### [TASK BRIEF]
Locate the word "production" in the data below, then copy every line that holds it.

### [Dataset entries]
● ● ●

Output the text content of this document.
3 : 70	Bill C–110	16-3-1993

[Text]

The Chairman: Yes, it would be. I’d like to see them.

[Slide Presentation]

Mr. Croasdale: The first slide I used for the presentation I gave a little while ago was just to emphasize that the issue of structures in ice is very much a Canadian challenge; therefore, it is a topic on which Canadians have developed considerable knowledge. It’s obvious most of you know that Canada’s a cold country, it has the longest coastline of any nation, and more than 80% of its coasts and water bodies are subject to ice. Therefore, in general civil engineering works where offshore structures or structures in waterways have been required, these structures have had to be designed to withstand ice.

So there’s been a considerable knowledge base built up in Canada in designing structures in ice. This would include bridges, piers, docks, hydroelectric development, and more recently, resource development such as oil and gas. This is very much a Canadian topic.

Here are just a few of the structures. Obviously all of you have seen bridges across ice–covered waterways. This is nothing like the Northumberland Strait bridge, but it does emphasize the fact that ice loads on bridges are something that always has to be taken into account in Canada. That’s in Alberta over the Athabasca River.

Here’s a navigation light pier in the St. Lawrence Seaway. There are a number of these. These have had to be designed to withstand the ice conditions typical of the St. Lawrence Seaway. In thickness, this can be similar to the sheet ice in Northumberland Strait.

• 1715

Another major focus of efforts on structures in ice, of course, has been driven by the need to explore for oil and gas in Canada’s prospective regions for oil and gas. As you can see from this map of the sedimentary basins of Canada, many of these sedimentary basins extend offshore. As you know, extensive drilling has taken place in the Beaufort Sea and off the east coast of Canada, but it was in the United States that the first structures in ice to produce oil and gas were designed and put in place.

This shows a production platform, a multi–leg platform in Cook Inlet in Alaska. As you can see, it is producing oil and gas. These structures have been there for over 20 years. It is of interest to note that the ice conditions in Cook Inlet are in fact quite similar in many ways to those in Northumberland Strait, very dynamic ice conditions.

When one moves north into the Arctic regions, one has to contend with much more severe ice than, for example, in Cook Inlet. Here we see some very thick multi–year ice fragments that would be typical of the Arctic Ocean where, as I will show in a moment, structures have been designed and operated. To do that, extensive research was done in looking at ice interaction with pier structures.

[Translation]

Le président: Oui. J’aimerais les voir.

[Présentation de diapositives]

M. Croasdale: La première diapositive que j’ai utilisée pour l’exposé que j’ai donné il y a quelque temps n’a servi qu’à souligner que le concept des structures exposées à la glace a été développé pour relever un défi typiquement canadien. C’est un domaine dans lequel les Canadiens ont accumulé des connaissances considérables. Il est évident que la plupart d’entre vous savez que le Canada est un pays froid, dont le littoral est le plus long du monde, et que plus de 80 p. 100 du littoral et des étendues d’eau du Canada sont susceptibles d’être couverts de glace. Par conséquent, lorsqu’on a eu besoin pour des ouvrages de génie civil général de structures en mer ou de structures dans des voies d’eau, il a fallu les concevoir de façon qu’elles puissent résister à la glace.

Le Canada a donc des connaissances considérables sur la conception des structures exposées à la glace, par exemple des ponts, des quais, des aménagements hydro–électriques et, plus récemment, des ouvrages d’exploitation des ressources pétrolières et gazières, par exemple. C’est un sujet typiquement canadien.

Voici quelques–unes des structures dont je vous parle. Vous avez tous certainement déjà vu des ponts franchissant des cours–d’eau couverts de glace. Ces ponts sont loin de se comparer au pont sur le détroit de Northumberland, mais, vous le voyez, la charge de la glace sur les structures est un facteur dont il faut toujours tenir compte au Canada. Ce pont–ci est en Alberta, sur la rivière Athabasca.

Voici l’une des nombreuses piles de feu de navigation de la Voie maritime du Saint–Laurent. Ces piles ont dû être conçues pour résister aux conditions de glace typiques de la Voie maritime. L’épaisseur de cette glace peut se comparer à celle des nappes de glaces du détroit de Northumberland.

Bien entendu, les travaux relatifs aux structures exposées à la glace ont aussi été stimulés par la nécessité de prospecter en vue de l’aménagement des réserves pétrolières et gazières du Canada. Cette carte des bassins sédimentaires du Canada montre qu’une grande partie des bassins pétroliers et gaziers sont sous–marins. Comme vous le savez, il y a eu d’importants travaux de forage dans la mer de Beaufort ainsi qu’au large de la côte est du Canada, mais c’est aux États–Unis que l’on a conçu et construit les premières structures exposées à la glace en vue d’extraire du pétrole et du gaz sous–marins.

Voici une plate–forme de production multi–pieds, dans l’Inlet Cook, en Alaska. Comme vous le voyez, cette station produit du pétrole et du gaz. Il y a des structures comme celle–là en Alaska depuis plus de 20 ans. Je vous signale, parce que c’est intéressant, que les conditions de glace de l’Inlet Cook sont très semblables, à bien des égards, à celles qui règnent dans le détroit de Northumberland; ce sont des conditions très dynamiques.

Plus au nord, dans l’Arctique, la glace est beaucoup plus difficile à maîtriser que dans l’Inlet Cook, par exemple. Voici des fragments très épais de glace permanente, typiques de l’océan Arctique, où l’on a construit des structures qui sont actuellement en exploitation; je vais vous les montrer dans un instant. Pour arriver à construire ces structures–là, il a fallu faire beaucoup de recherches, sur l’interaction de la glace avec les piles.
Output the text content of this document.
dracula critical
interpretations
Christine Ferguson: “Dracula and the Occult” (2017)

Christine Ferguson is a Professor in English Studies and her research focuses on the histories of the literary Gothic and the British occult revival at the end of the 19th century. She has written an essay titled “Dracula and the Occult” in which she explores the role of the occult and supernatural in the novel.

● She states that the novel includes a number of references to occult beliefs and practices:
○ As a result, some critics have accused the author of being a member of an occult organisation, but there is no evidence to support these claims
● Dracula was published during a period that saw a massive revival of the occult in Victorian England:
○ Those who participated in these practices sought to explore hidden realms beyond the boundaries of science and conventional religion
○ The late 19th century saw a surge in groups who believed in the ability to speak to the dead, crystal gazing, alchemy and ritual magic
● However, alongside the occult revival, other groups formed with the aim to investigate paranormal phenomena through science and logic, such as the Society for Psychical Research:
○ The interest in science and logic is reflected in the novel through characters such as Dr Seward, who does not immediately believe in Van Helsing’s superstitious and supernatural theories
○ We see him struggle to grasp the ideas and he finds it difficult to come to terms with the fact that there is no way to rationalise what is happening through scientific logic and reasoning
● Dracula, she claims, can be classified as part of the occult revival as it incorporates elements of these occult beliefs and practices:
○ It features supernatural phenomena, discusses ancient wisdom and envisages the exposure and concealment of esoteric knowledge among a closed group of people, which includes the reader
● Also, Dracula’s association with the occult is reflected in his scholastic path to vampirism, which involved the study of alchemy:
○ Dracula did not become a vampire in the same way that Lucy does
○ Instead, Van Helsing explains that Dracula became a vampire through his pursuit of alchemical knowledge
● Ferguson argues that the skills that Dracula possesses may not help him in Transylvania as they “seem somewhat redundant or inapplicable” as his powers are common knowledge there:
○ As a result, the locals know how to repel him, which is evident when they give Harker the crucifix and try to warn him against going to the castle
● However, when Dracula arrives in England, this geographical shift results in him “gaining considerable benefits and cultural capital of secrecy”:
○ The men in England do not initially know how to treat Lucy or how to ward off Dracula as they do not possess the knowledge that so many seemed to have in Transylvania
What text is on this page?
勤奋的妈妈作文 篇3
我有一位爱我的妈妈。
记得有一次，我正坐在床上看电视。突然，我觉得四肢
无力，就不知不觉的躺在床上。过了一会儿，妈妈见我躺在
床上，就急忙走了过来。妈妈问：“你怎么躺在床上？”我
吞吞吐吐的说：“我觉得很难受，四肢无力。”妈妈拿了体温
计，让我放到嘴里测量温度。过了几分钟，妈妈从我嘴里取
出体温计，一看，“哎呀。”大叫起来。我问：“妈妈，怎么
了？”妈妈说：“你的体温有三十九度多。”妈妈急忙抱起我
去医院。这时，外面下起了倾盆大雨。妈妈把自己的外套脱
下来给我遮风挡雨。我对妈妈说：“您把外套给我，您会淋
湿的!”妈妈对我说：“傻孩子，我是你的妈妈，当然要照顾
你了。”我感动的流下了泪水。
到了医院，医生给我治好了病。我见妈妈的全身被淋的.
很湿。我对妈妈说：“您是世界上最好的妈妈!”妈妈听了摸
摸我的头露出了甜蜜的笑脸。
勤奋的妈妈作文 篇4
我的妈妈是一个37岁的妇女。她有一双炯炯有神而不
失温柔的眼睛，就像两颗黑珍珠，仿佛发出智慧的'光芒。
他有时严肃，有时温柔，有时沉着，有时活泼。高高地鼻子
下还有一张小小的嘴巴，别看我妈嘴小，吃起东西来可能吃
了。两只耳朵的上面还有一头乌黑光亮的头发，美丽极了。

● ● ●

### [FULL OUTPUT]
This shows a production platform, a multi–leg platform in Cook Inlet in Alaska. As you can see, it is producing oil and gas. These structures have been there for over 20 years. It is of interest to note that the ice conditions in Cook Inlet are in fact quite similar in many ways to those in Northumberland Strait, very dynamic ice conditions.
Voici une plate–forme de production multi–pieds, dans l’Inlet Cook, en Alaska. Comme vous le voyez, cette station produit du pétrole et du gaz. Il y a des structures comme celle–là en Alaska depuis plus de 20 ans. Je vous signale, parce que c’est intéressant, que les conditions de glace de l’Inlet Cook sont très semblables, à bien des égards, à celles qui règnent dans le détroit de Northumberland; ce sont des conditions très dynamiques.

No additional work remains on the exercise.